• _Selected excerpt_:

Writing and publishing in Spanish is to RESIST
Naida Saavedra is a researcher and writer who has dedicated her recent years of work to describing the New Latino Boom movement.
Even before the United States was formed, Spanish was spoken in several regions including present-day Florida. This was the language of the Spanish colonizers that was later itself colonized, banned, and stigmatized — along with its speakers — by the colonizing Anglophone culture that passed over its roots like a steamroller.
The victorious become vanquished and, as history unfolds, it will happen again.
With the continuous waves of migration from Latin America, and the farmworker, and the civil rights movement organized in universities, a paradox emerged.
While Spanish continued to be a language associated with the humbler classes who spoke it at home, a renewed interest in the Latin cultural heritage began to grow from intellectuals and academic institutions. This was especially true for the so-called “Latin American boom” writers of the ‘60s and 70's — Julio Cortázar, García Márquez, Vargas Llosa, Elena Garro, or Silvina Ocampo.
Then, of course, there was the border literature written in English, with Rudolfo Anaya or Gloria Anzaldúa at the forefront, and well into the ‘90s, the emergence of the Latino Boom with authors like Junot Diaz.
Naida Saavedra, a professor at the University of Worcester (Massachusetts) and a writer, began to detect the new winds of change in literature written by Latinos in the United States at the beginning of the 21st century.
Around the first decade of the century, small independent publishing houses began to emerge and give shelter to the “radical” intelligentsia — or “cultural resistance.” This meant self-managed magazines and festivals, and a whole network of editors, managers, and writers who used Spanish as a vehicular language.
It was a purely American and Latin American phenomenon where women artists finally began to stand out, not only as writers but also as editors, journalists, and cultural agents.

• _Given data_:
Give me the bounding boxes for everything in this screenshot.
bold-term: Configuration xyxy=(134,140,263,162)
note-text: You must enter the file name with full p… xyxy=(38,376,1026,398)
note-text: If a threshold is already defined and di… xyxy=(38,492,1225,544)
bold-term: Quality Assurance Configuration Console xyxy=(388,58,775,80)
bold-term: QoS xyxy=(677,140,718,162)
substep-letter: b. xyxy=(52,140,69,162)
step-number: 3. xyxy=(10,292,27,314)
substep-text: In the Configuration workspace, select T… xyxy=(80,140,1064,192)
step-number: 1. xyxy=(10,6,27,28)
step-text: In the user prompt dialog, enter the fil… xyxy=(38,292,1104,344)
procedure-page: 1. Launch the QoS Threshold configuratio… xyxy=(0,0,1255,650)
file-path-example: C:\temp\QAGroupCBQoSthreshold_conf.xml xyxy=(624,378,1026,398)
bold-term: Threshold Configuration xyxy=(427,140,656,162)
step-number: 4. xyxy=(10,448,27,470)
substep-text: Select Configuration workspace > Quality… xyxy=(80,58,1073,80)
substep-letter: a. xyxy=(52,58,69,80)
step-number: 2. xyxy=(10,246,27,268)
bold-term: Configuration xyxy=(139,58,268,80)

• _What you are asked to do_: According to the article on writing in Spanish, where is Naida Saavedra a professor? The entries have no connection to the article on writing in Spanish.

• _Response below_: At the University of Worcester (Massachusetts).